THE DATA:
┄┄┄┄┄┄

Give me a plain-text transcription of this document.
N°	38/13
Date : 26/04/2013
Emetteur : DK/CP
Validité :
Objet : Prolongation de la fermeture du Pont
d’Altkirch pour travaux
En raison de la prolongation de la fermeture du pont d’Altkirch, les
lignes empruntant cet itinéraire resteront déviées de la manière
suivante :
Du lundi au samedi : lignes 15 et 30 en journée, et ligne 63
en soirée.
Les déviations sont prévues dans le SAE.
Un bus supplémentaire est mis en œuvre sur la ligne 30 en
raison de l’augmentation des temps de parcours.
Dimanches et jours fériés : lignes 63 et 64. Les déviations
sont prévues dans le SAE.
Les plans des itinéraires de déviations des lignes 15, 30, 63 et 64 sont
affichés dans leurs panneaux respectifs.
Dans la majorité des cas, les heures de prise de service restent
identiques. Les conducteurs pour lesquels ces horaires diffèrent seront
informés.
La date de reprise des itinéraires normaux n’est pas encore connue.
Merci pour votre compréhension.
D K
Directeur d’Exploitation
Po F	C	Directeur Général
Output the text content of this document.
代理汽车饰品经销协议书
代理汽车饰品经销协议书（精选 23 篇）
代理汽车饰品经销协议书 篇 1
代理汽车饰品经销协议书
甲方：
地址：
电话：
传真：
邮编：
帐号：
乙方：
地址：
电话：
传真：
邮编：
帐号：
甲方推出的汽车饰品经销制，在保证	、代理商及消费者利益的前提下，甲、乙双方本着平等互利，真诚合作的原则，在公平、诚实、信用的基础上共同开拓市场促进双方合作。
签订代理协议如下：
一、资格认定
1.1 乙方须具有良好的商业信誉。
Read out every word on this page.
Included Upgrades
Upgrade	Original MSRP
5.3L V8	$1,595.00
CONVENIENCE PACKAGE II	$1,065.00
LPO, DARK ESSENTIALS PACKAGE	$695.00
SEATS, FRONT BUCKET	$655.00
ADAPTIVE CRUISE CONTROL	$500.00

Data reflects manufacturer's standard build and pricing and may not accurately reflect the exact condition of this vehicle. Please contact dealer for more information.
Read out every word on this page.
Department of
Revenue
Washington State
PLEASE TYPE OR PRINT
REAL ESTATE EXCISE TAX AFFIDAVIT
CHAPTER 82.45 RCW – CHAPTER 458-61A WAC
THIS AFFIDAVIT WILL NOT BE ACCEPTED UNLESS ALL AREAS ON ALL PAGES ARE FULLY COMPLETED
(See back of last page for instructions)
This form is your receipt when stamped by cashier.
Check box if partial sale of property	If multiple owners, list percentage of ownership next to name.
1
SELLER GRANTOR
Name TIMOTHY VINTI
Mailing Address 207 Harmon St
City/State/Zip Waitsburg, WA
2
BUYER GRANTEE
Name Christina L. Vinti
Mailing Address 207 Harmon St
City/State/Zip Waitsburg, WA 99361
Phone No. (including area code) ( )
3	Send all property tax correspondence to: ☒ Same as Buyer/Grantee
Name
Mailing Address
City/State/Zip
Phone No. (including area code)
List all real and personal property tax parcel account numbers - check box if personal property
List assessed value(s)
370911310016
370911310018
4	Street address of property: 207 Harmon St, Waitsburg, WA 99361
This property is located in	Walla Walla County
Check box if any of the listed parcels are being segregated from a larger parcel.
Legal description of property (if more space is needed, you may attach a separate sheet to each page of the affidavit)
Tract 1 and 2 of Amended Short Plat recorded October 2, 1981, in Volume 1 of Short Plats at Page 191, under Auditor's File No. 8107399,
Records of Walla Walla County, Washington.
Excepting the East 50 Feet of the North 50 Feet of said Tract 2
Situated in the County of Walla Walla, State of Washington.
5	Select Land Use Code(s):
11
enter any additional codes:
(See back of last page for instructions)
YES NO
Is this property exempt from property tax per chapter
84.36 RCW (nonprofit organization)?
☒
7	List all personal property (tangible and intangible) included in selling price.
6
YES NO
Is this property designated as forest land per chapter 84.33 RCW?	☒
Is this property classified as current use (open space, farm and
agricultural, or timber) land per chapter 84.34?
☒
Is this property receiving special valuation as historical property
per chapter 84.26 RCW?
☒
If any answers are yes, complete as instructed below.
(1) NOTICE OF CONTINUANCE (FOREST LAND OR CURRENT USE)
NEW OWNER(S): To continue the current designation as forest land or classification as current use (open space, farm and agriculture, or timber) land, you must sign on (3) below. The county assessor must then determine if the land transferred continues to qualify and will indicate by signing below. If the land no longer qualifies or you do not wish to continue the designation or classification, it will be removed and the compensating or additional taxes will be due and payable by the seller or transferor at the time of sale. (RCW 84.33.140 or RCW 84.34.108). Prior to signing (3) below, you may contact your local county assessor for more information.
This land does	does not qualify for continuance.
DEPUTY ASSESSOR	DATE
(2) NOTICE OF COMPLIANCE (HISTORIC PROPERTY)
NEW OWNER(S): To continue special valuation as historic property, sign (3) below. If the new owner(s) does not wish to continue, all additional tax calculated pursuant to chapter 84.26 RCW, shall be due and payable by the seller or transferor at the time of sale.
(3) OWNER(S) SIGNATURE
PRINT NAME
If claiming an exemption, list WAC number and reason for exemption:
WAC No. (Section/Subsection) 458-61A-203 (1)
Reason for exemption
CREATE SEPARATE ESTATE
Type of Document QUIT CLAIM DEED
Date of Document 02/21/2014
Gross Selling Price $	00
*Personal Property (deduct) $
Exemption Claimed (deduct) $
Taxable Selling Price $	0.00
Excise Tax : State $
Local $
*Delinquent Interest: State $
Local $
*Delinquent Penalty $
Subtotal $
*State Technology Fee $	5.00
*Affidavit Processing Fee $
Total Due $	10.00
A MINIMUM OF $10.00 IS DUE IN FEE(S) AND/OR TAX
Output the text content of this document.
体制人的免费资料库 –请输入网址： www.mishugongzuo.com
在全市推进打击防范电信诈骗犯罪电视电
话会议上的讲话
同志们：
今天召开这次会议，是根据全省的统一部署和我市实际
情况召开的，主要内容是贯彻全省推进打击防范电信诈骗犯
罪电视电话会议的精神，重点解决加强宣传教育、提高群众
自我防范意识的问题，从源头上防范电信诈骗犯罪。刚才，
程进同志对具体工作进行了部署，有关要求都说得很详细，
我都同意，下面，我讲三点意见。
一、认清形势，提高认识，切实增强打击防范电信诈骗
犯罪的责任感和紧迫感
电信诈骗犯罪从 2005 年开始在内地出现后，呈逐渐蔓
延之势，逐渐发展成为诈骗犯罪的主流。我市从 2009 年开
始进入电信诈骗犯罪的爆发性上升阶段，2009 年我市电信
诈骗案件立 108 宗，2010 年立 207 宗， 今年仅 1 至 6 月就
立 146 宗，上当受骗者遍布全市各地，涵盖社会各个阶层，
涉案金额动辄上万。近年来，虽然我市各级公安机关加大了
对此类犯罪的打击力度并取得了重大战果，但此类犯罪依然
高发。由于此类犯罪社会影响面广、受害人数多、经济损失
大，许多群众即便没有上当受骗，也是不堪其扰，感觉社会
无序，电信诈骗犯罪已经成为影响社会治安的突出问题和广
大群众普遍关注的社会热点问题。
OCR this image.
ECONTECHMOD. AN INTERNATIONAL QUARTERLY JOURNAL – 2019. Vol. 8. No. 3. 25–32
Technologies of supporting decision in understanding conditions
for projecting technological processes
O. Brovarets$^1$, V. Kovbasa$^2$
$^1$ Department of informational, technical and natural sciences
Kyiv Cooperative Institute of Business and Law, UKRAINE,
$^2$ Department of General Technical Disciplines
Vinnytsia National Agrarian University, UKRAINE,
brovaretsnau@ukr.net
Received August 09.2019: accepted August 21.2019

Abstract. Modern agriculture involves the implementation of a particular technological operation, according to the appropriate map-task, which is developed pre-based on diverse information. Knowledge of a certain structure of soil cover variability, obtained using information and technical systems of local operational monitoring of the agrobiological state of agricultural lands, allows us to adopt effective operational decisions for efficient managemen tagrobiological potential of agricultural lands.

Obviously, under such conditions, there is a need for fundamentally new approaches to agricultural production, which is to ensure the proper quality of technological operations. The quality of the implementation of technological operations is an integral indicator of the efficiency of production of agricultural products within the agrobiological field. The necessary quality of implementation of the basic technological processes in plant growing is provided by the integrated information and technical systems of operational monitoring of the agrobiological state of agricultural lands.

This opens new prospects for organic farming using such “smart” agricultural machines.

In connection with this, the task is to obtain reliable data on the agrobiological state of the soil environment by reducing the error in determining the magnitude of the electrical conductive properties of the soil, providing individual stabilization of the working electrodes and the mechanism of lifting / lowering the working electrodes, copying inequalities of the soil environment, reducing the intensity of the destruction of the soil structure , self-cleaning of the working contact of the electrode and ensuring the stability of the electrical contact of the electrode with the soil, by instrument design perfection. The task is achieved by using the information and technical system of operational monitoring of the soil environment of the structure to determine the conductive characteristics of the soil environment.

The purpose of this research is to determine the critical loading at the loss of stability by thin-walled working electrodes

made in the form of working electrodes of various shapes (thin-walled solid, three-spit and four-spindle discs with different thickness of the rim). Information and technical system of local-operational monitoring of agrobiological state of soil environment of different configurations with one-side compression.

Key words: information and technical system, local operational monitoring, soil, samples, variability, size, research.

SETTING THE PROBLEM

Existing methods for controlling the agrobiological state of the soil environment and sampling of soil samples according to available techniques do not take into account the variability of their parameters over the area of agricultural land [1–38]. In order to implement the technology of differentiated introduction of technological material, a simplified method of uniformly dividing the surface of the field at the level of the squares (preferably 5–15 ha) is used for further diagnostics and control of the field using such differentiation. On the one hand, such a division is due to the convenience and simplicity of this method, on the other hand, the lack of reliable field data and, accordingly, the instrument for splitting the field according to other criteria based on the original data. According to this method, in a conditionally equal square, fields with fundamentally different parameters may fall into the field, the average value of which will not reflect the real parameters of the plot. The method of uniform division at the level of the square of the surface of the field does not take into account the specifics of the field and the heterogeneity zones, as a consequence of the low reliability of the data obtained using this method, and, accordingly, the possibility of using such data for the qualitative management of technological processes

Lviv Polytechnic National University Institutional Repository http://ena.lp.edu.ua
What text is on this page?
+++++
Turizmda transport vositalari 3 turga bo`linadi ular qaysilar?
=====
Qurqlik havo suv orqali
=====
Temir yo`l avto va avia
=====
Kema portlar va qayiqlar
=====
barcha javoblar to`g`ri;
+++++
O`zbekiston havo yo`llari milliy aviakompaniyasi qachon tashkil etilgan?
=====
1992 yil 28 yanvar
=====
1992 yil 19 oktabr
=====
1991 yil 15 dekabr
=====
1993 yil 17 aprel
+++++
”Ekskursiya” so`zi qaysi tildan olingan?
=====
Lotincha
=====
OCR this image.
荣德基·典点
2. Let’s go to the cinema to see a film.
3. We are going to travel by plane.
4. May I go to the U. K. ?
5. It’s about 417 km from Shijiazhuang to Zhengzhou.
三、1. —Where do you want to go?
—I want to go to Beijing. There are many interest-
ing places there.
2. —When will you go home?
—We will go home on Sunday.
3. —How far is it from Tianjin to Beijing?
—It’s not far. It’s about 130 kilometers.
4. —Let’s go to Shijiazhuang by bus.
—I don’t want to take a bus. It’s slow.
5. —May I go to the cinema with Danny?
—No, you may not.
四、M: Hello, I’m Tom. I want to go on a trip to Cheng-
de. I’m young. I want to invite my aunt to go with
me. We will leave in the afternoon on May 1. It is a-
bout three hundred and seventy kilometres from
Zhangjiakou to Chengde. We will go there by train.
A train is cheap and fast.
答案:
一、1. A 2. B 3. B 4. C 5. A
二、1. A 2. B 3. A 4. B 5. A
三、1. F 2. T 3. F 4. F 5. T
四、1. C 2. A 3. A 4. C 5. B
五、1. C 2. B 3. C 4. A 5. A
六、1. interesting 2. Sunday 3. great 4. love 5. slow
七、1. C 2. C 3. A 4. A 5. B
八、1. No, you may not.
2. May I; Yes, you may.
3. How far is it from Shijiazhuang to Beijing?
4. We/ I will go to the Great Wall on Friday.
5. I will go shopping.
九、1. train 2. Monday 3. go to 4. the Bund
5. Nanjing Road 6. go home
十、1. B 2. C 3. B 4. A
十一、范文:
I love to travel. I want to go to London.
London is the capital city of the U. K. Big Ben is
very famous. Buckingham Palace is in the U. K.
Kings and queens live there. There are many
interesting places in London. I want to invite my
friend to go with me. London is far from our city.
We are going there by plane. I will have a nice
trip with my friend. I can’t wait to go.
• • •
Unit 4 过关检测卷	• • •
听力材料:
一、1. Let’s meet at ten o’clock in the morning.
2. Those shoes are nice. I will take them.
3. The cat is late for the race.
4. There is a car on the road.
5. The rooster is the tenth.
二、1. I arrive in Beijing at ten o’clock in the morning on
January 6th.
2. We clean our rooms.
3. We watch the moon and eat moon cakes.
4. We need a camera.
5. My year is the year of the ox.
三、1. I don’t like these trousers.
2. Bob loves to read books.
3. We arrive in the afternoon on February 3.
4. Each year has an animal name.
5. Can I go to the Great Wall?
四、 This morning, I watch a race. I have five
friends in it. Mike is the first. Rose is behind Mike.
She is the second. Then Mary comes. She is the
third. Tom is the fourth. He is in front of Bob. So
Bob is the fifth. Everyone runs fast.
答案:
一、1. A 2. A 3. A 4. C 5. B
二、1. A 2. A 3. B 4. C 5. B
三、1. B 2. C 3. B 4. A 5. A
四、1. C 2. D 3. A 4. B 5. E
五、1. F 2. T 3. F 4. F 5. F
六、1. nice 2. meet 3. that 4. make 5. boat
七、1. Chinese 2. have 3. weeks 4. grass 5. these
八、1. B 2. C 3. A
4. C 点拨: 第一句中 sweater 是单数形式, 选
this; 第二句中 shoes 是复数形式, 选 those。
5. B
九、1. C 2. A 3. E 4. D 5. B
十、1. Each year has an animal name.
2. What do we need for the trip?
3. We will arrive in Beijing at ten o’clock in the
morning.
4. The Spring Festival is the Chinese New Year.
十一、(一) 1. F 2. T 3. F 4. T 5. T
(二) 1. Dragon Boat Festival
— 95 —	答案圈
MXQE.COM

┄┄┄┄┄┄

EXERCISE INSTRUCTIONS: Scan the material above. Copy each line that holds the word "Washington".

ANSWER TO THE EXERCISE:
Washington State
Records of Walla Walla County, Washington.
Situated in the County of Walla Walla, State of Washington.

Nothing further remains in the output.